[Raw records]
####################

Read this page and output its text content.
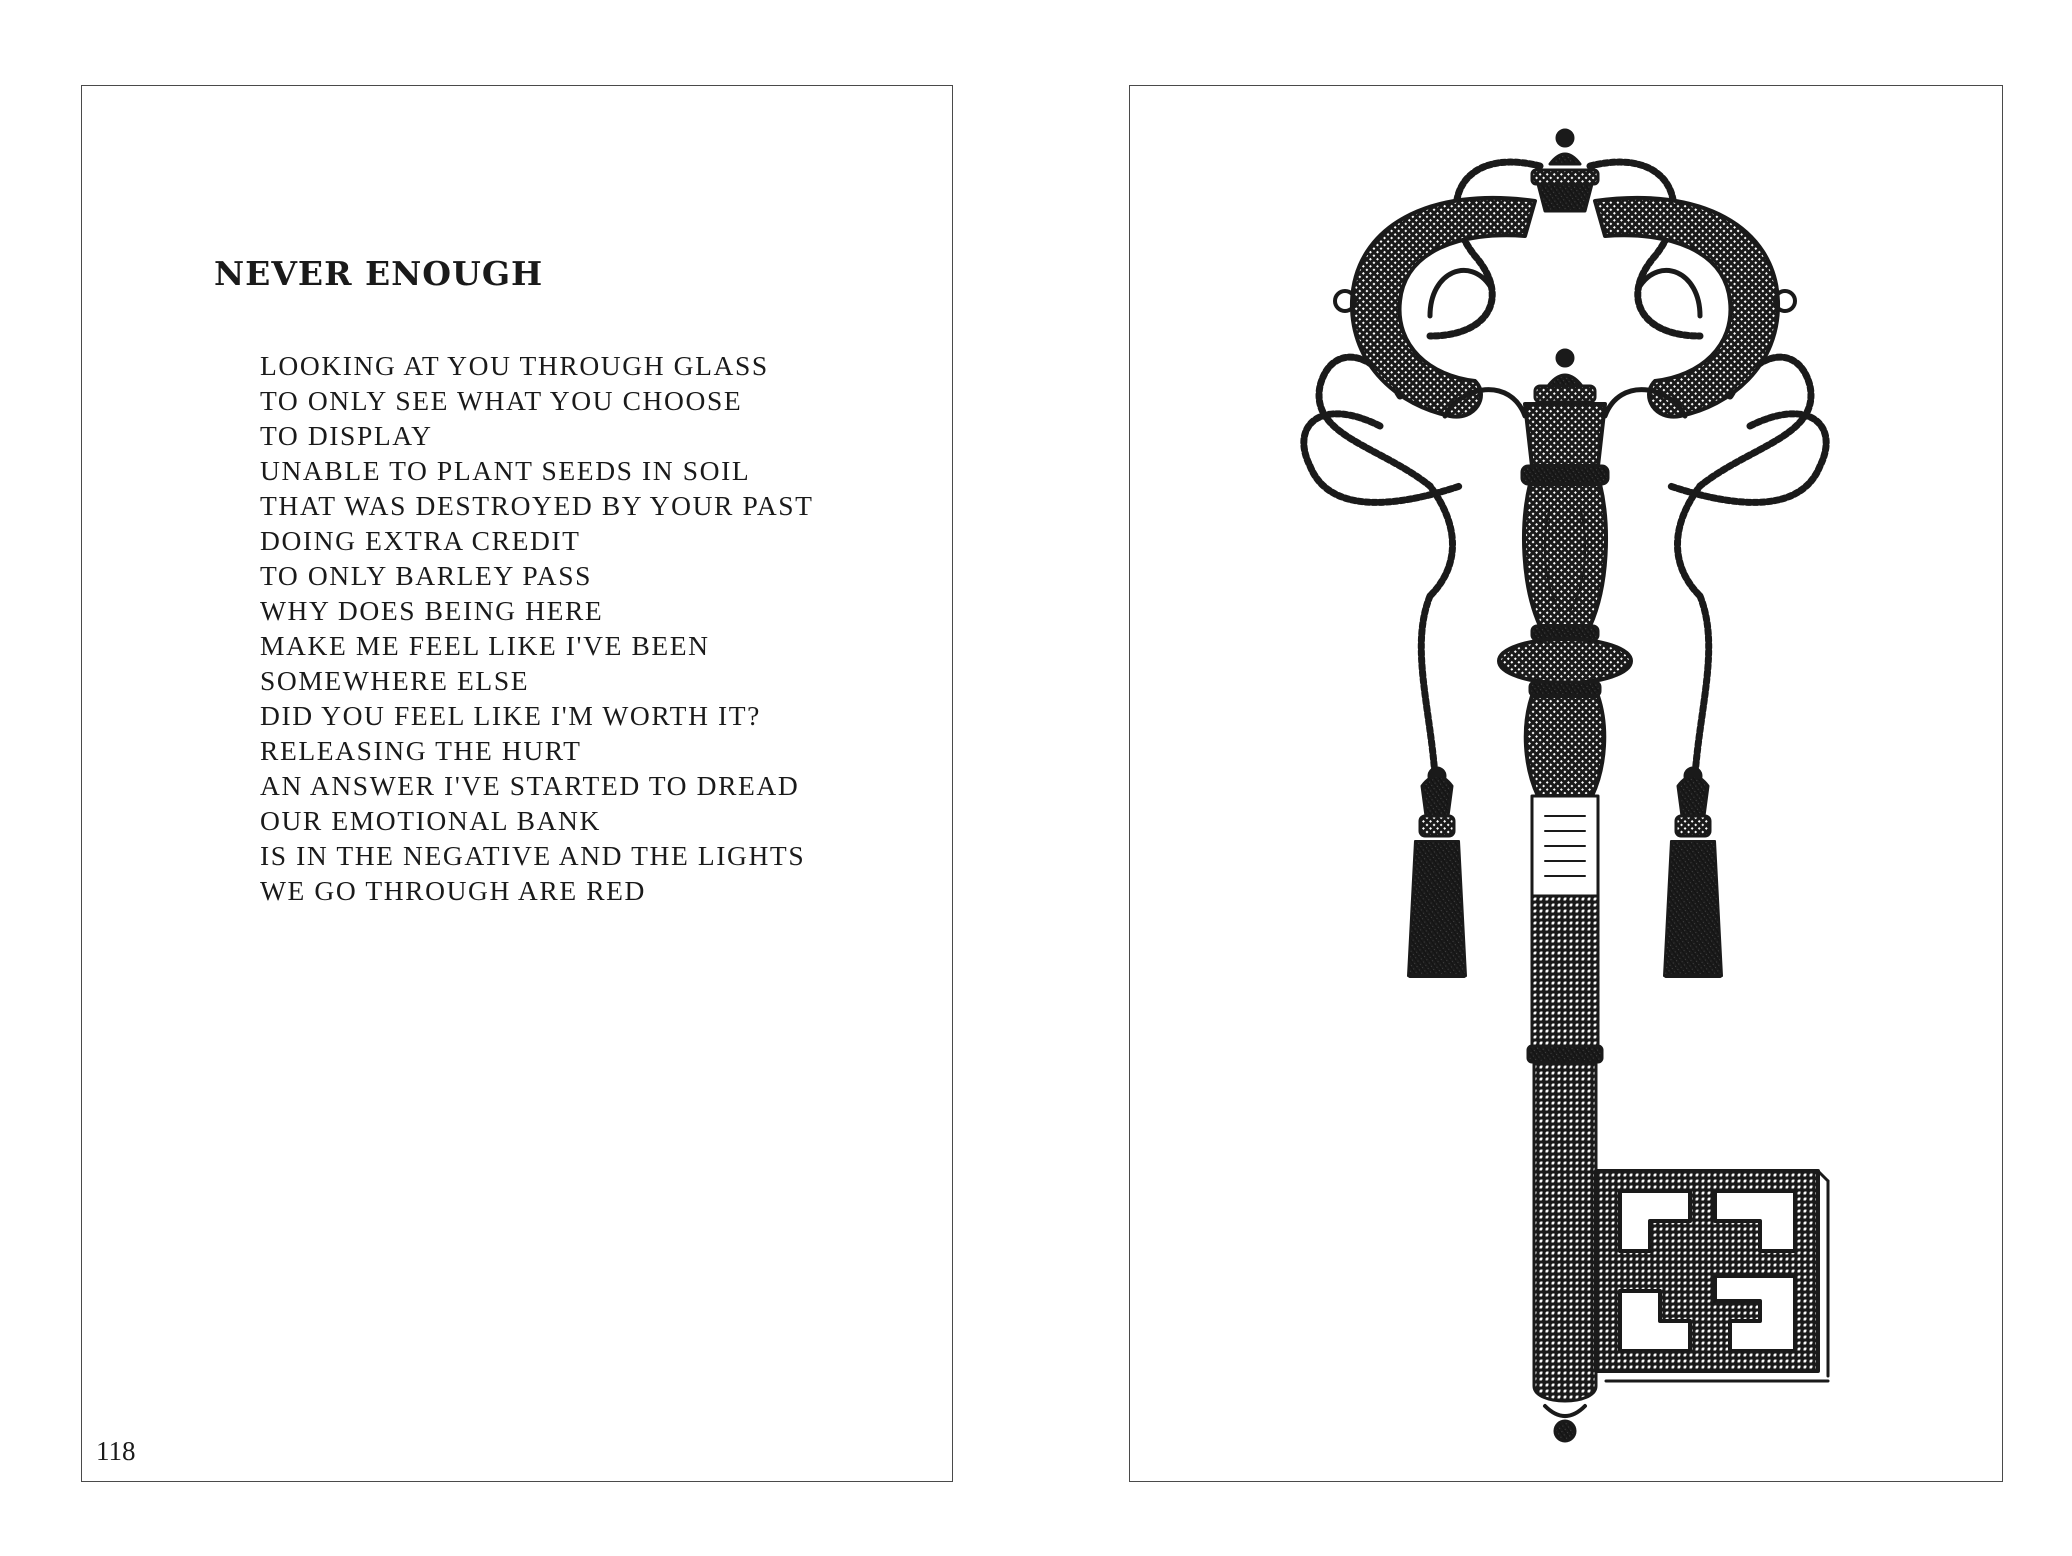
NEVER ENOUGH
LOOKING AT YOU THROUGH GLASS
TO ONLY SEE WHAT YOU CHOOSE
TO DISPLAY
UNABLE TO PLANT SEEDS IN SOIL
THAT WAS DESTROYED BY YOUR PAST
DOING EXTRA CREDIT
TO ONLY BARLEY PASS
WHY DOES BEING HERE
MAKE ME FEEL LIKE I'VE BEEN
SOMEWHERE ELSE
DID YOU FEEL LIKE I'M WORTH IT?
RELEASING THE HURT
AN ANSWER I'VE STARTED TO DREAD
OUR EMOTIONAL BANK
IS IN THE NEGATIVE AND THE LIGHTS
WE GO THROUGH ARE RED
118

####################

» YOUR OBJECTIVE: Repeat the records above exactly, omitting every picture.

» TASK ANSWER:
Read this page and output its text content.
NEVER ENOUGH
LOOKING AT YOU THROUGH GLASS
TO ONLY SEE WHAT YOU CHOOSE
TO DISPLAY
UNABLE TO PLANT SEEDS IN SOIL
THAT WAS DESTROYED BY YOUR PAST
DOING EXTRA CREDIT
TO ONLY BARLEY PASS
WHY DOES BEING HERE
MAKE ME FEEL LIKE I'VE BEEN
SOMEWHERE ELSE
DID YOU FEEL LIKE I'M WORTH IT?
RELEASING THE HURT
AN ANSWER I'VE STARTED TO DREAD
OUR EMOTIONAL BANK
IS IN THE NEGATIVE AND THE LIGHTS
WE GO THROUGH ARE RED
118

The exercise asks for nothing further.